## START
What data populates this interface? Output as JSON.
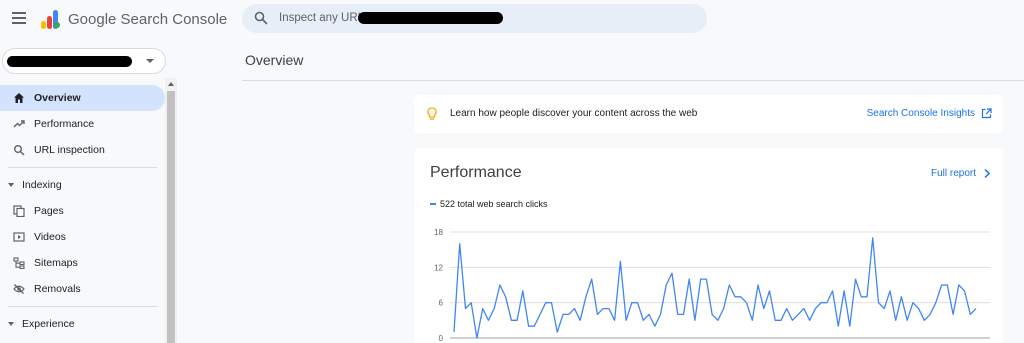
{
  "app": {
    "title": "Google Search Console",
    "brand_colors": [
      "#fbbc04",
      "#ea4335",
      "#4285f4",
      "#34a853"
    ]
  },
  "search": {
    "placeholder": "Inspect any URL i"
  },
  "property": {
    "value_redacted": true
  },
  "nav": {
    "items": [
      {
        "label": "Overview",
        "icon": "home-icon",
        "active": true
      },
      {
        "label": "Performance",
        "icon": "trending-up-icon"
      },
      {
        "label": "URL inspection",
        "icon": "search-icon"
      }
    ],
    "indexing": {
      "label": "Indexing",
      "items": [
        {
          "label": "Pages",
          "icon": "pages-icon"
        },
        {
          "label": "Videos",
          "icon": "video-icon"
        },
        {
          "label": "Sitemaps",
          "icon": "sitemap-icon"
        },
        {
          "label": "Removals",
          "icon": "visibility-off-icon"
        }
      ]
    },
    "experience": {
      "label": "Experience"
    }
  },
  "main": {
    "page_title": "Overview",
    "insights": {
      "text": "Learn how people discover your content across the web",
      "link": "Search Console Insights",
      "icon": "lightbulb-icon"
    },
    "performance": {
      "title": "Performance",
      "full_report": "Full report",
      "legend": "522 total web search clicks",
      "series_color": "#4285f4"
    }
  },
  "chart_data": {
    "type": "line",
    "ylim": [
      0,
      18
    ],
    "yticks": [
      0,
      6,
      12,
      18
    ],
    "series": [
      {
        "values": [
          1,
          16,
          5,
          6,
          0,
          5,
          3,
          5,
          9,
          7,
          3,
          3,
          8,
          2,
          2,
          4,
          6,
          6,
          1,
          4,
          4,
          5,
          3,
          7,
          10,
          4,
          5,
          5,
          3,
          13,
          3,
          6,
          6,
          3,
          4,
          2,
          4,
          9,
          11,
          4,
          4,
          10,
          3,
          10,
          10,
          4,
          3,
          5,
          9,
          7,
          7,
          6,
          3,
          9,
          5,
          8,
          3,
          3,
          5,
          3,
          4,
          5,
          3,
          5,
          6,
          6,
          8,
          2,
          8,
          2,
          10,
          7,
          7,
          17,
          6,
          5,
          8,
          3,
          7,
          3,
          6,
          5,
          3,
          4,
          6,
          9,
          9,
          4,
          9,
          8,
          4,
          5
        ]
      }
    ]
  }
}
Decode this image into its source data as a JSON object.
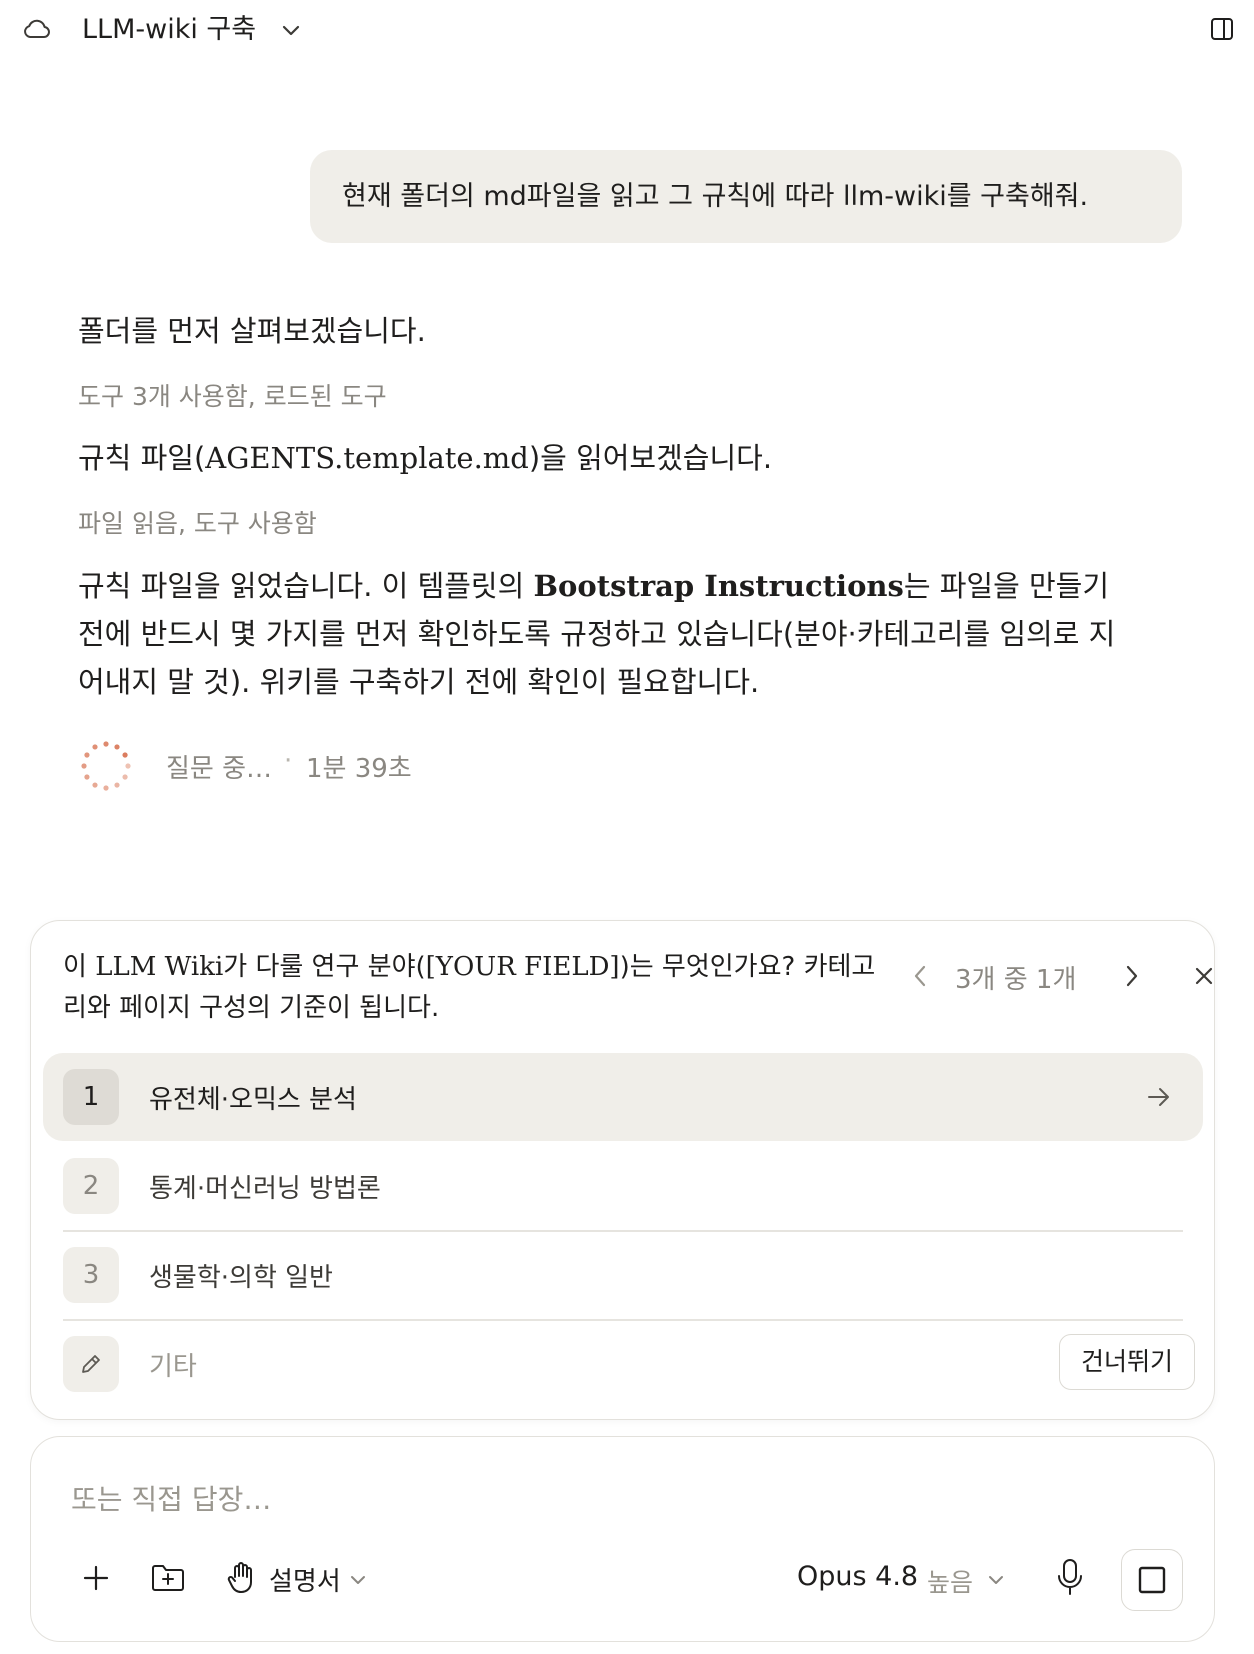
{
  "header": {
    "title": "LLM-wiki 구축",
    "icons": [
      "cloud-icon",
      "chevron-down-icon",
      "panel-toggle-icon"
    ]
  },
  "conversation": {
    "user_message": "현재 폴더의 md파일을 읽고 그 규칙에 따라 llm-wiki를 구축해줘.",
    "assistant": {
      "line_1": "폴더를 먼저 살펴보겠습니다.",
      "tool_summary_1": "도구 3개 사용함, 로드된 도구",
      "line_2_prefix": "규칙 파일(",
      "line_2_file": "AGENTS.template.md",
      "line_2_suffix": ")을 읽어보겠습니다.",
      "tool_summary_2": "파일 읽음, 도구 사용함",
      "para_prefix": "규칙 파일을 읽었습니다. 이 템플릿의 ",
      "para_bold": "Bootstrap Instructions",
      "para_suffix": "는 파일을 만들기 전에 반드시 몇 가지를 먼저 확인하도록 규정하고 있습니다(분야·카테고리를 임의로 지어내지 말 것). 위키를 구축하기 전에 확인이 필요합니다.",
      "status_label": "질문 중…",
      "status_separator": "·",
      "status_elapsed": "1분 39초"
    }
  },
  "question_card": {
    "question_prefix": "이 ",
    "question_serif_1": "LLM Wiki",
    "question_mid": "가 다룰 연구 분야(",
    "question_serif_2": "[YOUR FIELD]",
    "question_suffix": ")는 무엇인가요? 카테고리와 페이지 구성의 기준이 됩니다.",
    "counter": "3개 중 1개",
    "options": [
      {
        "number": "1",
        "label": "유전체·오믹스 분석",
        "selected": true
      },
      {
        "number": "2",
        "label": "통계·머신러닝 방법론",
        "selected": false
      },
      {
        "number": "3",
        "label": "생물학·의학 일반",
        "selected": false
      }
    ],
    "other_label": "기타",
    "skip_label": "건너뛰기"
  },
  "composer": {
    "placeholder": "또는 직접 답장…",
    "style_label": "설명서",
    "model_label": "Opus 4.8",
    "effort_label": "높음"
  },
  "colors": {
    "accent_spinner": "#d97757",
    "bubble_bg": "#f0eee9",
    "text_primary": "#1f1e1d",
    "text_muted": "#8a8781"
  }
}
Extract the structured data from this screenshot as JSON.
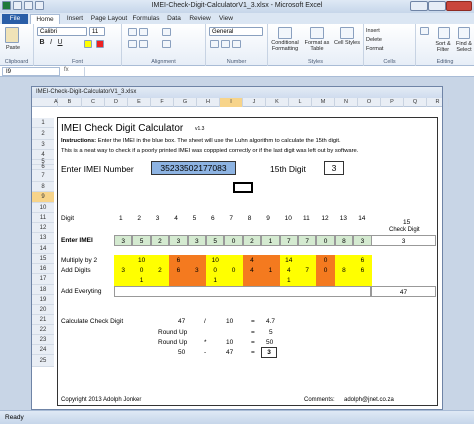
{
  "app": {
    "title": "IMEI-Check-Digit-CalculatorV1_3.xlsx  -  Microsoft Excel"
  },
  "tabs": [
    "File",
    "Home",
    "Insert",
    "Page Layout",
    "Formulas",
    "Data",
    "Review",
    "View"
  ],
  "ribbon": {
    "font_name": "Calibri",
    "font_size": "11",
    "paste": "Paste",
    "clipboard": "Clipboard",
    "font": "Font",
    "alignment": "Alignment",
    "number": "Number",
    "number_format": "General",
    "cond_format": "Conditional Formatting",
    "format_table": "Format as Table",
    "cell_styles": "Cell Styles",
    "styles": "Styles",
    "insert": "Insert",
    "delete": "Delete",
    "format": "Format",
    "cells": "Cells",
    "sort_filter": "Sort & Filter",
    "find_select": "Find & Select",
    "editing": "Editing"
  },
  "formula_bar": {
    "name_box": "I9",
    "fx": "fx",
    "content": ""
  },
  "document": {
    "title": "IMEI-Check-Digit-CalculatorV1_3.xlsx"
  },
  "columns": [
    "A",
    "B",
    "C",
    "D",
    "E",
    "F",
    "G",
    "H",
    "I",
    "J",
    "K",
    "L",
    "M",
    "N",
    "O",
    "P",
    "Q",
    "R"
  ],
  "rows": [
    "1",
    "2",
    "3",
    "4",
    "5",
    "6",
    "7",
    "8",
    "9",
    "10",
    "11",
    "12",
    "13",
    "14",
    "15",
    "16",
    "17",
    "18",
    "19",
    "20",
    "21",
    "22",
    "23",
    "24",
    "25"
  ],
  "sheet": {
    "heading": "IMEI Check Digit Calculator",
    "version": "v1.3",
    "instr1": "Instructions: Enter the IMEI in the blue box. The sheet will use the Luhn algorithm to calculate the 15th digit.",
    "instr1_bold": "Instructions:",
    "instr2": "This is a neat way to check if a poorly printed IMEI was copppied correctly or if the last digit was left out by software.",
    "enter_label": "Enter IMEI Number",
    "imei": "35233502177083",
    "digit15_label": "15th Digit",
    "digit15": "3",
    "digit_label": "Digit",
    "digit_numbers": [
      "1",
      "2",
      "3",
      "4",
      "5",
      "6",
      "7",
      "8",
      "9",
      "10",
      "11",
      "12",
      "13",
      "14"
    ],
    "check_digit_label": "15",
    "check_digit_title": "Check Digit",
    "enter_imei_label": "Enter IMEI",
    "imei_digits": [
      "3",
      "5",
      "2",
      "3",
      "3",
      "5",
      "0",
      "2",
      "1",
      "7",
      "7",
      "0",
      "8",
      "3",
      "3"
    ],
    "multiply_label": "Multiply by 2",
    "multiply_values": [
      "",
      "10",
      "",
      "6",
      "",
      "10",
      "",
      "4",
      "",
      "14",
      "",
      "0",
      "",
      "6"
    ],
    "add_digits_label": "Add Digits",
    "add_digits_values": [
      "3",
      "0",
      "2",
      "6",
      "3",
      "0",
      "0",
      "4",
      "1",
      "4",
      "7",
      "0",
      "8",
      "6"
    ],
    "add_digits_row2": [
      "",
      "1",
      "",
      "",
      "",
      "1",
      "",
      "",
      "",
      "1",
      "",
      "",
      "",
      ""
    ],
    "add_every_label": "Add Everyting",
    "total": "47",
    "calc_label": "Calculate Check Digit",
    "calc_a": "47",
    "calc_op1": "/",
    "calc_b": "10",
    "calc_eq1": "=",
    "calc_r1": "4.7",
    "roundup1_label": "Round Up",
    "calc_eq2": "=",
    "calc_r2": "5",
    "roundup2_label": "Round Up",
    "calc_op2": "*",
    "calc_b2": "10",
    "calc_eq3": "=",
    "calc_r3": "50",
    "calc_c": "50",
    "calc_op3": "-",
    "calc_d": "47",
    "calc_eq4": "=",
    "calc_result": "3",
    "copyright": "Copyright 2013 Adolph Jonker",
    "comments_label": "Comments:",
    "email": "adolph@jnet.co.za"
  },
  "status": {
    "ready": "Ready"
  }
}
## END
* [PROBLEM TO WORK ON] Find and copy every line in the entries above where the string "Styles" occurs.

* [FINAL ANSWER]
    "cell_styles": "Cell Styles",
    "styles": "Styles",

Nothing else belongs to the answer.